* Start Listed records *

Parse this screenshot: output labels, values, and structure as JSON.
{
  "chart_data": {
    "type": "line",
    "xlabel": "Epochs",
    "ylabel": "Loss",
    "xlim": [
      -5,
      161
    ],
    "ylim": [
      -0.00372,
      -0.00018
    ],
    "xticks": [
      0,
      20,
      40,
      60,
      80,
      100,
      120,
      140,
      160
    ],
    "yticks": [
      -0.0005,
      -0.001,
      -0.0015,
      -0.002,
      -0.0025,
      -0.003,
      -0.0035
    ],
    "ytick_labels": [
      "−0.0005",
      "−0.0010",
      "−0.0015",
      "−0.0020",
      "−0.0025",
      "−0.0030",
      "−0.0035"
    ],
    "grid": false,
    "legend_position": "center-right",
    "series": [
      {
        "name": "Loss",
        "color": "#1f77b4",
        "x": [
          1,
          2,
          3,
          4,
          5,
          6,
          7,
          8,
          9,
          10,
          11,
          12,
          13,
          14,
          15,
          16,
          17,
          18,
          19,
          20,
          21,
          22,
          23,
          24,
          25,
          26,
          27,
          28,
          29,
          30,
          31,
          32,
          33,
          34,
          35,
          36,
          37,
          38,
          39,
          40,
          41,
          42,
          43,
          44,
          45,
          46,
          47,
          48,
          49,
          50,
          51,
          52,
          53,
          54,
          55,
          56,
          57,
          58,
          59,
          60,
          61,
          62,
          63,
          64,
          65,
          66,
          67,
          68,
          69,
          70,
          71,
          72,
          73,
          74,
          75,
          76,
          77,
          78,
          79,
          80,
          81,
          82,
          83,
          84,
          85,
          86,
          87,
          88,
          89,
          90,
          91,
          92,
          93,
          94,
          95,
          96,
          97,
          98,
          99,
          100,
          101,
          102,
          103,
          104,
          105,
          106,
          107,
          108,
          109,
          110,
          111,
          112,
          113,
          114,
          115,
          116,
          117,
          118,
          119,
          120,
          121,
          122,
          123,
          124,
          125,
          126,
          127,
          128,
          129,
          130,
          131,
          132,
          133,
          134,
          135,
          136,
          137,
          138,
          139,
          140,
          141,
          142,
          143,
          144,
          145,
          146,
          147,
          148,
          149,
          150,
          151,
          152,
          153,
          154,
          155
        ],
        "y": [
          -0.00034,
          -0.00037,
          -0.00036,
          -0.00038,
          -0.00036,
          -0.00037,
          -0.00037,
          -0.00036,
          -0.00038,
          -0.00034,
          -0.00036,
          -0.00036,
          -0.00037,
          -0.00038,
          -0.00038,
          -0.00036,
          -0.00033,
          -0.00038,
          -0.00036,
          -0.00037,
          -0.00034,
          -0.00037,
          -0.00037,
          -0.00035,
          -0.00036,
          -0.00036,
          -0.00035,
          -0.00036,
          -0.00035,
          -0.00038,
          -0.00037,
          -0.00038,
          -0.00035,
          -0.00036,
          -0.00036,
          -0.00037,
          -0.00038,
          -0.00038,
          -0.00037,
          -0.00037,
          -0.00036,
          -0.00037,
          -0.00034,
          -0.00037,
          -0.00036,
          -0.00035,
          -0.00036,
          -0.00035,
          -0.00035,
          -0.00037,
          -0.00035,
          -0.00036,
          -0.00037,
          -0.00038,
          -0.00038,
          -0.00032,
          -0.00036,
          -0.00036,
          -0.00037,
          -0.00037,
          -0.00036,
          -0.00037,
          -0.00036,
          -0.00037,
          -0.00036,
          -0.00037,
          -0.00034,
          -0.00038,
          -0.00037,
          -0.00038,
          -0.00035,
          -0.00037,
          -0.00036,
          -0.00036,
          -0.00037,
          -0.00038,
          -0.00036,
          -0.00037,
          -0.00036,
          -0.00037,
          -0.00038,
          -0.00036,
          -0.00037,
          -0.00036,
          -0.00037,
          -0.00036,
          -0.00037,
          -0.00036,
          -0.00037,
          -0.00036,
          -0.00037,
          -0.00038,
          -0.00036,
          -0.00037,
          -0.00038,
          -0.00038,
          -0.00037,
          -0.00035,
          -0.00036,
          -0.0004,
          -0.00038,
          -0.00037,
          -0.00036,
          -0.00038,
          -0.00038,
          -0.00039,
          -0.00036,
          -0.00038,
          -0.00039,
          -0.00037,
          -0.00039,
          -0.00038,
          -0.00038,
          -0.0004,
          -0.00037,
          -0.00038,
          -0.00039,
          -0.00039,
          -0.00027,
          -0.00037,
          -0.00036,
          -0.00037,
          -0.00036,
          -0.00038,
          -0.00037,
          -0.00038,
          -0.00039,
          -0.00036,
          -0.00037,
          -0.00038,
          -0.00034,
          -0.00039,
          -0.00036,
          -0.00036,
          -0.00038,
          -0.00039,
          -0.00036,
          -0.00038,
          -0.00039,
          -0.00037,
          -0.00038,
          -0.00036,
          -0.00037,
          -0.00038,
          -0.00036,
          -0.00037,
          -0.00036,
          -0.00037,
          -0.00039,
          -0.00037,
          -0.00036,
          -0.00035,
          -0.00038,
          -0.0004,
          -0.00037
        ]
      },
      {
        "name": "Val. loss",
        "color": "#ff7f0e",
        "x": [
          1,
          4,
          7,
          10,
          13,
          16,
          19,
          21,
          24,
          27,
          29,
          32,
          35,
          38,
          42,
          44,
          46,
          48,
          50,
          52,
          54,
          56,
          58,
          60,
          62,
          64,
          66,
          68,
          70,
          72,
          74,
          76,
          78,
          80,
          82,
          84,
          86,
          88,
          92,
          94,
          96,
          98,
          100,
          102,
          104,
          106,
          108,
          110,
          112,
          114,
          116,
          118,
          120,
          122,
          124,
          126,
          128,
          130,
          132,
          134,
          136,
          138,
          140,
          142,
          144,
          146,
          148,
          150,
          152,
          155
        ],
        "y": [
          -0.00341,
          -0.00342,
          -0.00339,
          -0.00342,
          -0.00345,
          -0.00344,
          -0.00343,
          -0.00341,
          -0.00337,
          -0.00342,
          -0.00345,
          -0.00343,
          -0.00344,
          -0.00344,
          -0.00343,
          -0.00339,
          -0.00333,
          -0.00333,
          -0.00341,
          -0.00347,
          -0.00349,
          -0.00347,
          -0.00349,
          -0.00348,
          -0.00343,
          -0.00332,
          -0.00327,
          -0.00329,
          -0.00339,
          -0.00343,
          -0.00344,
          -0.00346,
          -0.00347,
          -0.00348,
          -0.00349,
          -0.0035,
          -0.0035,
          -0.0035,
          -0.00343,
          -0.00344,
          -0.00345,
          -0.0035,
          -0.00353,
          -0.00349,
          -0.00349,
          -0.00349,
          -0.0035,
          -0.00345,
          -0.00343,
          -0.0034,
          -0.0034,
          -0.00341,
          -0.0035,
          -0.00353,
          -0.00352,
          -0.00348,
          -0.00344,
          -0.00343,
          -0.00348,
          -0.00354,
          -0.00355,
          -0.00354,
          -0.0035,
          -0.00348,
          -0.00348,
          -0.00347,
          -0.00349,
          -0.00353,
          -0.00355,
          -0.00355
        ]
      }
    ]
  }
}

* End Listed records *

■ **Stated goal**: Write every record out again, unaltered.

■ **Solution below**:
Parse this screenshot: output labels, values, and structure as JSON.
{
  "chart_data": {
    "type": "line",
    "xlabel": "Epochs",
    "ylabel": "Loss",
    "xlim": [
      -5,
      161
    ],
    "ylim": [
      -0.00372,
      -0.00018
    ],
    "xticks": [
      0,
      20,
      40,
      60,
      80,
      100,
      120,
      140,
      160
    ],
    "yticks": [
      -0.0005,
      -0.001,
      -0.0015,
      -0.002,
      -0.0025,
      -0.003,
      -0.0035
    ],
    "ytick_labels": [
      "−0.0005",
      "−0.0010",
      "−0.0015",
      "−0.0020",
      "−0.0025",
      "−0.0030",
      "−0.0035"
    ],
    "grid": false,
    "legend_position": "center-right",
    "series": [
      {
        "name": "Loss",
        "color": "#1f77b4",
        "x": [
          1,
          2,
          3,
          4,
          5,
          6,
          7,
          8,
          9,
          10,
          11,
          12,
          13,
          14,
          15,
          16,
          17,
          18,
          19,
          20,
          21,
          22,
          23,
          24,
          25,
          26,
          27,
          28,
          29,
          30,
          31,
          32,
          33,
          34,
          35,
          36,
          37,
          38,
          39,
          40,
          41,
          42,
          43,
          44,
          45,
          46,
          47,
          48,
          49,
          50,
          51,
          52,
          53,
          54,
          55,
          56,
          57,
          58,
          59,
          60,
          61,
          62,
          63,
          64,
          65,
          66,
          67,
          68,
          69,
          70,
          71,
          72,
          73,
          74,
          75,
          76,
          77,
          78,
          79,
          80,
          81,
          82,
          83,
          84,
          85,
          86,
          87,
          88,
          89,
          90,
          91,
          92,
          93,
          94,
          95,
          96,
          97,
          98,
          99,
          100,
          101,
          102,
          103,
          104,
          105,
          106,
          107,
          108,
          109,
          110,
          111,
          112,
          113,
          114,
          115,
          116,
          117,
          118,
          119,
          120,
          121,
          122,
          123,
          124,
          125,
          126,
          127,
          128,
          129,
          130,
          131,
          132,
          133,
          134,
          135,
          136,
          137,
          138,
          139,
          140,
          141,
          142,
          143,
          144,
          145,
          146,
          147,
          148,
          149,
          150,
          151,
          152,
          153,
          154,
          155
        ],
        "y": [
          -0.00034,
          -0.00037,
          -0.00036,
          -0.00038,
          -0.00036,
          -0.00037,
          -0.00037,
          -0.00036,
          -0.00038,
          -0.00034,
          -0.00036,
          -0.00036,
          -0.00037,
          -0.00038,
          -0.00038,
          -0.00036,
          -0.00033,
          -0.00038,
          -0.00036,
          -0.00037,
          -0.00034,
          -0.00037,
          -0.00037,
          -0.00035,
          -0.00036,
          -0.00036,
          -0.00035,
          -0.00036,
          -0.00035,
          -0.00038,
          -0.00037,
          -0.00038,
          -0.00035,
          -0.00036,
          -0.00036,
          -0.00037,
          -0.00038,
          -0.00038,
          -0.00037,
          -0.00037,
          -0.00036,
          -0.00037,
          -0.00034,
          -0.00037,
          -0.00036,
          -0.00035,
          -0.00036,
          -0.00035,
          -0.00035,
          -0.00037,
          -0.00035,
          -0.00036,
          -0.00037,
          -0.00038,
          -0.00038,
          -0.00032,
          -0.00036,
          -0.00036,
          -0.00037,
          -0.00037,
          -0.00036,
          -0.00037,
          -0.00036,
          -0.00037,
          -0.00036,
          -0.00037,
          -0.00034,
          -0.00038,
          -0.00037,
          -0.00038,
          -0.00035,
          -0.00037,
          -0.00036,
          -0.00036,
          -0.00037,
          -0.00038,
          -0.00036,
          -0.00037,
          -0.00036,
          -0.00037,
          -0.00038,
          -0.00036,
          -0.00037,
          -0.00036,
          -0.00037,
          -0.00036,
          -0.00037,
          -0.00036,
          -0.00037,
          -0.00036,
          -0.00037,
          -0.00038,
          -0.00036,
          -0.00037,
          -0.00038,
          -0.00038,
          -0.00037,
          -0.00035,
          -0.00036,
          -0.0004,
          -0.00038,
          -0.00037,
          -0.00036,
          -0.00038,
          -0.00038,
          -0.00039,
          -0.00036,
          -0.00038,
          -0.00039,
          -0.00037,
          -0.00039,
          -0.00038,
          -0.00038,
          -0.0004,
          -0.00037,
          -0.00038,
          -0.00039,
          -0.00039,
          -0.00027,
          -0.00037,
          -0.00036,
          -0.00037,
          -0.00036,
          -0.00038,
          -0.00037,
          -0.00038,
          -0.00039,
          -0.00036,
          -0.00037,
          -0.00038,
          -0.00034,
          -0.00039,
          -0.00036,
          -0.00036,
          -0.00038,
          -0.00039,
          -0.00036,
          -0.00038,
          -0.00039,
          -0.00037,
          -0.00038,
          -0.00036,
          -0.00037,
          -0.00038,
          -0.00036,
          -0.00037,
          -0.00036,
          -0.00037,
          -0.00039,
          -0.00037,
          -0.00036,
          -0.00035,
          -0.00038,
          -0.0004,
          -0.00037
        ]
      },
      {
        "name": "Val. loss",
        "color": "#ff7f0e",
        "x": [
          1,
          4,
          7,
          10,
          13,
          16,
          19,
          21,
          24,
          27,
          29,
          32,
          35,
          38,
          42,
          44,
          46,
          48,
          50,
          52,
          54,
          56,
          58,
          60,
          62,
          64,
          66,
          68,
          70,
          72,
          74,
          76,
          78,
          80,
          82,
          84,
          86,
          88,
          92,
          94,
          96,
          98,
          100,
          102,
          104,
          106,
          108,
          110,
          112,
          114,
          116,
          118,
          120,
          122,
          124,
          126,
          128,
          130,
          132,
          134,
          136,
          138,
          140,
          142,
          144,
          146,
          148,
          150,
          152,
          155
        ],
        "y": [
          -0.00341,
          -0.00342,
          -0.00339,
          -0.00342,
          -0.00345,
          -0.00344,
          -0.00343,
          -0.00341,
          -0.00337,
          -0.00342,
          -0.00345,
          -0.00343,
          -0.00344,
          -0.00344,
          -0.00343,
          -0.00339,
          -0.00333,
          -0.00333,
          -0.00341,
          -0.00347,
          -0.00349,
          -0.00347,
          -0.00349,
          -0.00348,
          -0.00343,
          -0.00332,
          -0.00327,
          -0.00329,
          -0.00339,
          -0.00343,
          -0.00344,
          -0.00346,
          -0.00347,
          -0.00348,
          -0.00349,
          -0.0035,
          -0.0035,
          -0.0035,
          -0.00343,
          -0.00344,
          -0.00345,
          -0.0035,
          -0.00353,
          -0.00349,
          -0.00349,
          -0.00349,
          -0.0035,
          -0.00345,
          -0.00343,
          -0.0034,
          -0.0034,
          -0.00341,
          -0.0035,
          -0.00353,
          -0.00352,
          -0.00348,
          -0.00344,
          -0.00343,
          -0.00348,
          -0.00354,
          -0.00355,
          -0.00354,
          -0.0035,
          -0.00348,
          -0.00348,
          -0.00347,
          -0.00349,
          -0.00353,
          -0.00355,
          -0.00355
        ]
      }
    ]
  }
}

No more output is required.